### WHAT YOU ARE ASKED TO DO
Copy the data exactly; pictures stay out of the copy.

++++ EXERCISE DATA ++++

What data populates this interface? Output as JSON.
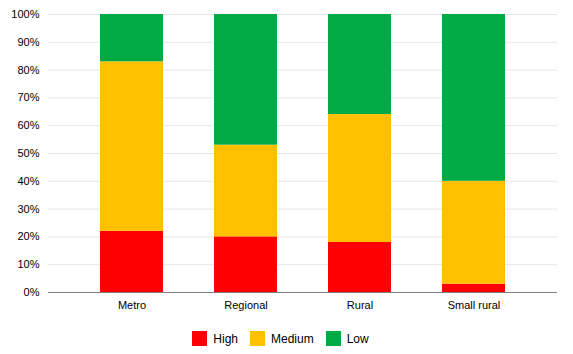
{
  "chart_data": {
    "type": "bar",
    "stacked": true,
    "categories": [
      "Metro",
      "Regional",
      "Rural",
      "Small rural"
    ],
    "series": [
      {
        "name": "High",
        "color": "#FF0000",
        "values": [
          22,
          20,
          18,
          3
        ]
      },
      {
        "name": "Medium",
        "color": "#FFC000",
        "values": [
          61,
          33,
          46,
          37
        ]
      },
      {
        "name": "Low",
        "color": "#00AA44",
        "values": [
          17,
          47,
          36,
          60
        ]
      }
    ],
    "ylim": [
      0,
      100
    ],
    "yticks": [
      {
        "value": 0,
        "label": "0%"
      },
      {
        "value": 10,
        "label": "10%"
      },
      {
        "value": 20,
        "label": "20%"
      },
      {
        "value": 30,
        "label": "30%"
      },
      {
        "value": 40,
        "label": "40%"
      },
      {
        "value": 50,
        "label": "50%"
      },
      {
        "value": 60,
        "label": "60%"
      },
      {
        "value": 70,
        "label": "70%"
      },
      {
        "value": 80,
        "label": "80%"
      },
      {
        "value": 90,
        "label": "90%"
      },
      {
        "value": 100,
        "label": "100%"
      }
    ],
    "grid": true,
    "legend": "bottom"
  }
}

++++

### EXERCISE RESPONSE
What data populates this interface? Output as JSON.
{
  "chart_data": {
    "type": "bar",
    "stacked": true,
    "categories": [
      "Metro",
      "Regional",
      "Rural",
      "Small rural"
    ],
    "series": [
      {
        "name": "High",
        "color": "#FF0000",
        "values": [
          22,
          20,
          18,
          3
        ]
      },
      {
        "name": "Medium",
        "color": "#FFC000",
        "values": [
          61,
          33,
          46,
          37
        ]
      },
      {
        "name": "Low",
        "color": "#00AA44",
        "values": [
          17,
          47,
          36,
          60
        ]
      }
    ],
    "ylim": [
      0,
      100
    ],
    "yticks": [
      {
        "value": 0,
        "label": "0%"
      },
      {
        "value": 10,
        "label": "10%"
      },
      {
        "value": 20,
        "label": "20%"
      },
      {
        "value": 30,
        "label": "30%"
      },
      {
        "value": 40,
        "label": "40%"
      },
      {
        "value": 50,
        "label": "50%"
      },
      {
        "value": 60,
        "label": "60%"
      },
      {
        "value": 70,
        "label": "70%"
      },
      {
        "value": 80,
        "label": "80%"
      },
      {
        "value": 90,
        "label": "90%"
      },
      {
        "value": 100,
        "label": "100%"
      }
    ],
    "grid": true,
    "legend": "bottom"
  }
}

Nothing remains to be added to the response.